PROVIDED RECORDS:
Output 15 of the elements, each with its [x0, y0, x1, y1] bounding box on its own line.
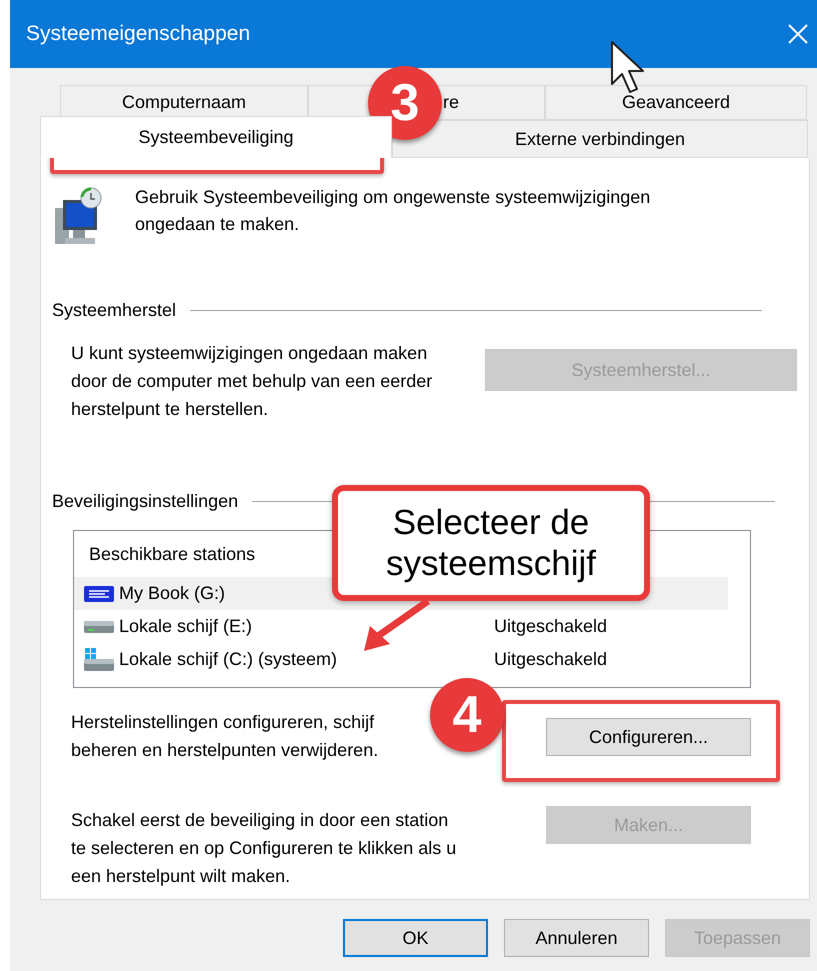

...

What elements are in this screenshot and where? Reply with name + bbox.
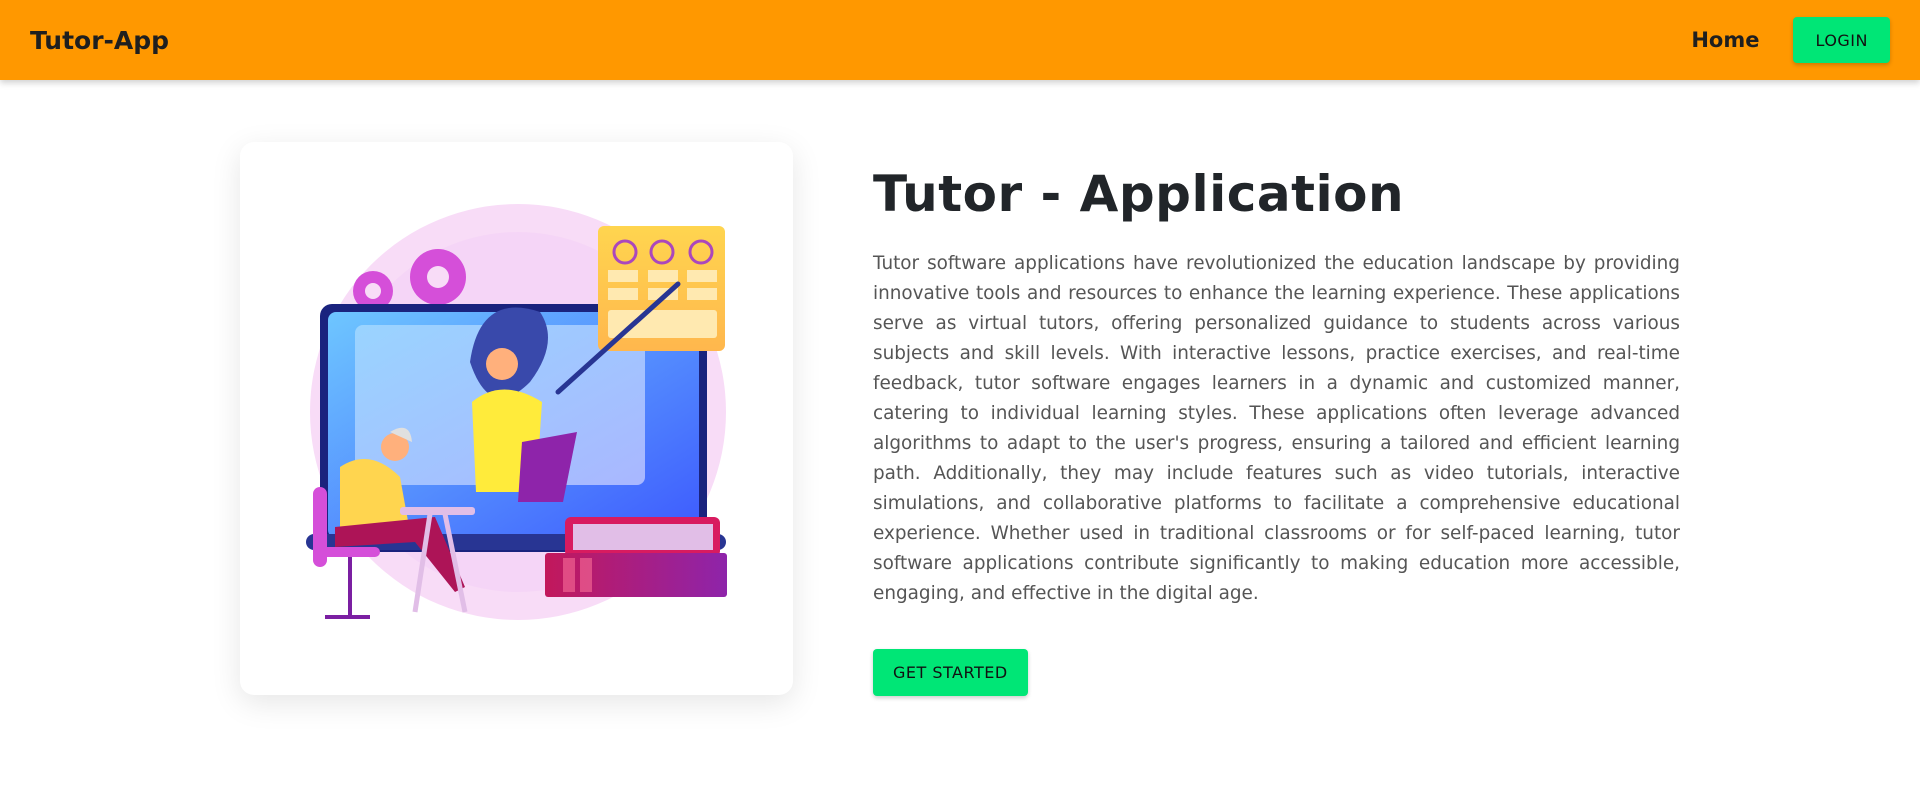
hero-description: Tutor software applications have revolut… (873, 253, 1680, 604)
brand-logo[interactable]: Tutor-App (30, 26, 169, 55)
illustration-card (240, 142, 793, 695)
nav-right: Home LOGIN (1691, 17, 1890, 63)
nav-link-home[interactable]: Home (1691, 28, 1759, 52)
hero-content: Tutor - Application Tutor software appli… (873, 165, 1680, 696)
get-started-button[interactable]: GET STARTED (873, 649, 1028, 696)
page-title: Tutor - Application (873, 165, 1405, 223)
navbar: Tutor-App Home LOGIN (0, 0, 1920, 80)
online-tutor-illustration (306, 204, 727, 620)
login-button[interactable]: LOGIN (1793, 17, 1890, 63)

...

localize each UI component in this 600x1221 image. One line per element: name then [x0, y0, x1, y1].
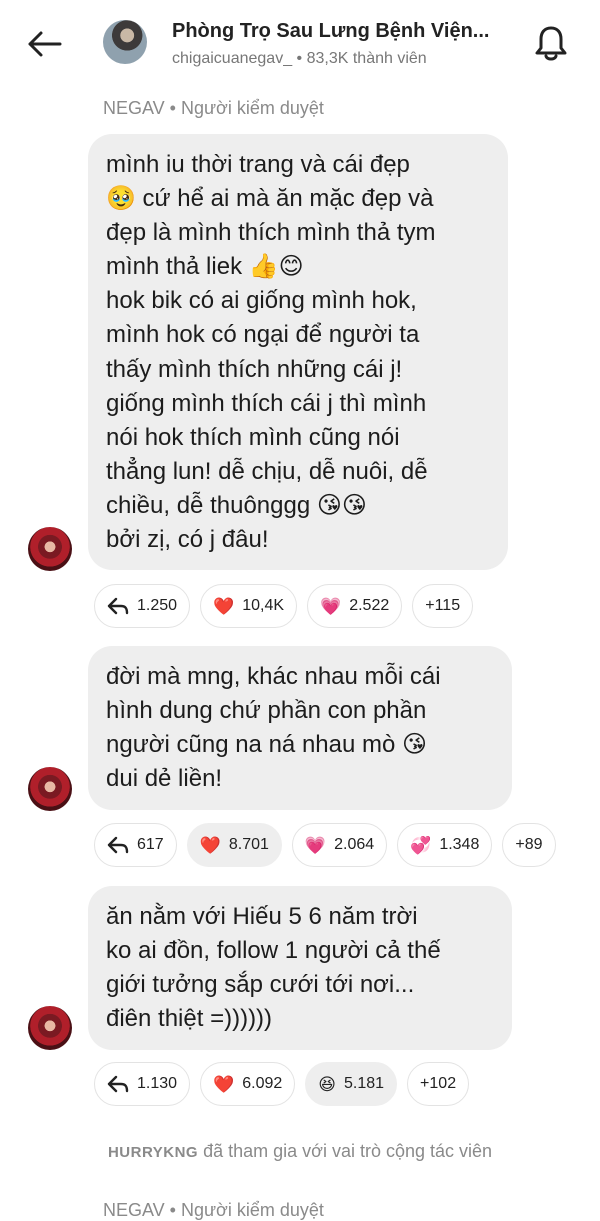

WHAT YOU HAVE TO DO:
Quote the lines that open with the line containing "What elements are" and close with the line containing "login-button[interactable]: LOGIN (1793, 17, 1890, 63)", both included, leaving out the pictures.

TASK SOLUTION:
What elements are in this screenshot and where? Reply with name + bbox.
hero-description: Tutor software applications have revolut… (873, 253, 1680, 604)
brand-logo[interactable]: Tutor-App (30, 26, 169, 55)
illustration-card (240, 142, 793, 695)
nav-right: Home LOGIN (1691, 17, 1890, 63)
nav-link-home[interactable]: Home (1691, 28, 1759, 52)
hero-content: Tutor - Application Tutor software appli… (873, 165, 1680, 696)
get-started-button[interactable]: GET STARTED (873, 649, 1028, 696)
page-title: Tutor - Application (873, 165, 1405, 223)
navbar: Tutor-App Home LOGIN (0, 0, 1920, 80)
online-tutor-illustration (306, 204, 727, 620)
login-button[interactable]: LOGIN (1793, 17, 1890, 63)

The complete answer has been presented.